Requirement
Return the listing below verbatim. Pictures do not belong in the copy.

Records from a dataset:

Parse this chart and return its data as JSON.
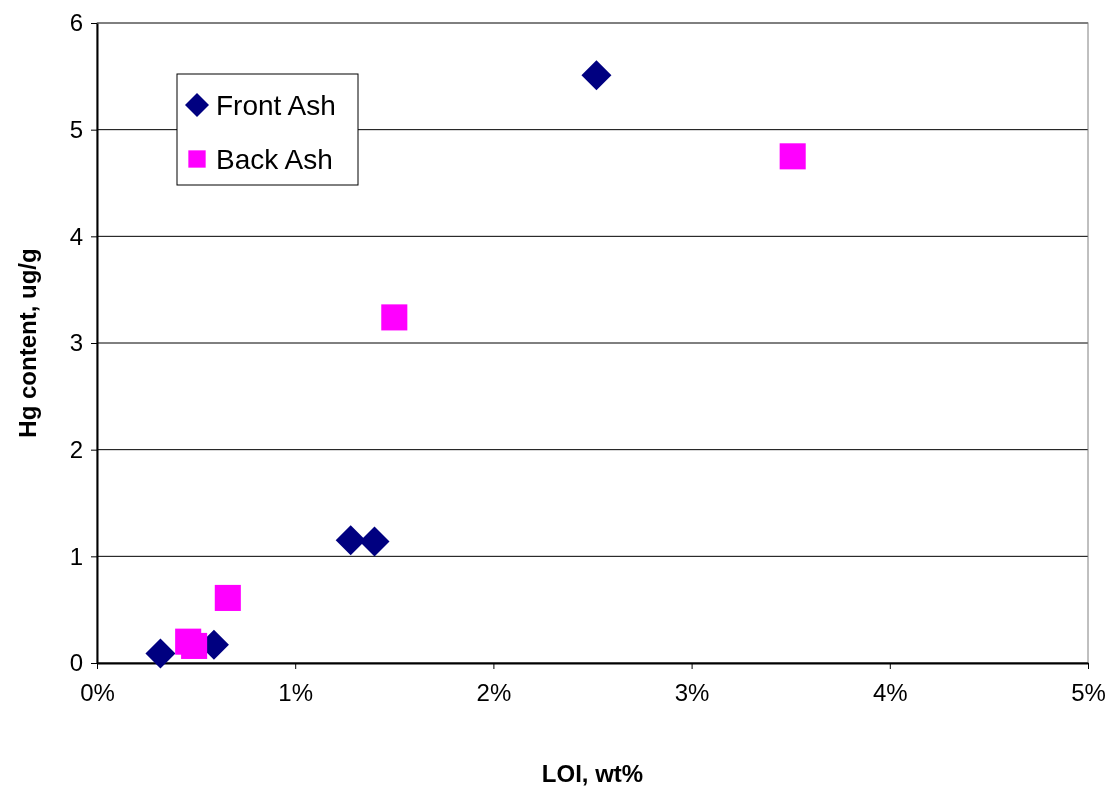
{
  "chart_data": {
    "type": "scatter",
    "xlabel": "LOI, wt%",
    "ylabel": "Hg content, ug/g",
    "xlim": [
      0,
      5
    ],
    "xticks": [
      {
        "value": 0,
        "label": "0%"
      },
      {
        "value": 1,
        "label": "1%"
      },
      {
        "value": 2,
        "label": "2%"
      },
      {
        "value": 3,
        "label": "3%"
      },
      {
        "value": 4,
        "label": "4%"
      },
      {
        "value": 5,
        "label": "5%"
      }
    ],
    "ylim": [
      0,
      6
    ],
    "yticks": [
      0,
      1,
      2,
      3,
      4,
      5,
      6
    ],
    "grid": "y",
    "legend": "top left",
    "series": [
      {
        "name": "Front Ash",
        "color": "#000080",
        "marker": "diamond",
        "x": [
          0.32,
          0.59,
          1.28,
          1.4,
          2.52
        ],
        "values": [
          0.09,
          0.17,
          1.15,
          1.14,
          5.51
        ]
      },
      {
        "name": "Back Ash",
        "color": "#ff00ff",
        "marker": "square",
        "x": [
          0.46,
          0.49,
          0.66,
          1.5,
          3.51
        ],
        "values": [
          0.2,
          0.16,
          0.61,
          3.24,
          4.75
        ]
      }
    ]
  }
}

Response
Parse this chart and return its data as JSON.
{
  "chart_data": {
    "type": "scatter",
    "xlabel": "LOI, wt%",
    "ylabel": "Hg content, ug/g",
    "xlim": [
      0,
      5
    ],
    "xticks": [
      {
        "value": 0,
        "label": "0%"
      },
      {
        "value": 1,
        "label": "1%"
      },
      {
        "value": 2,
        "label": "2%"
      },
      {
        "value": 3,
        "label": "3%"
      },
      {
        "value": 4,
        "label": "4%"
      },
      {
        "value": 5,
        "label": "5%"
      }
    ],
    "ylim": [
      0,
      6
    ],
    "yticks": [
      0,
      1,
      2,
      3,
      4,
      5,
      6
    ],
    "grid": "y",
    "legend": "top left",
    "series": [
      {
        "name": "Front Ash",
        "color": "#000080",
        "marker": "diamond",
        "x": [
          0.32,
          0.59,
          1.28,
          1.4,
          2.52
        ],
        "values": [
          0.09,
          0.17,
          1.15,
          1.14,
          5.51
        ]
      },
      {
        "name": "Back Ash",
        "color": "#ff00ff",
        "marker": "square",
        "x": [
          0.46,
          0.49,
          0.66,
          1.5,
          3.51
        ],
        "values": [
          0.2,
          0.16,
          0.61,
          3.24,
          4.75
        ]
      }
    ]
  }
}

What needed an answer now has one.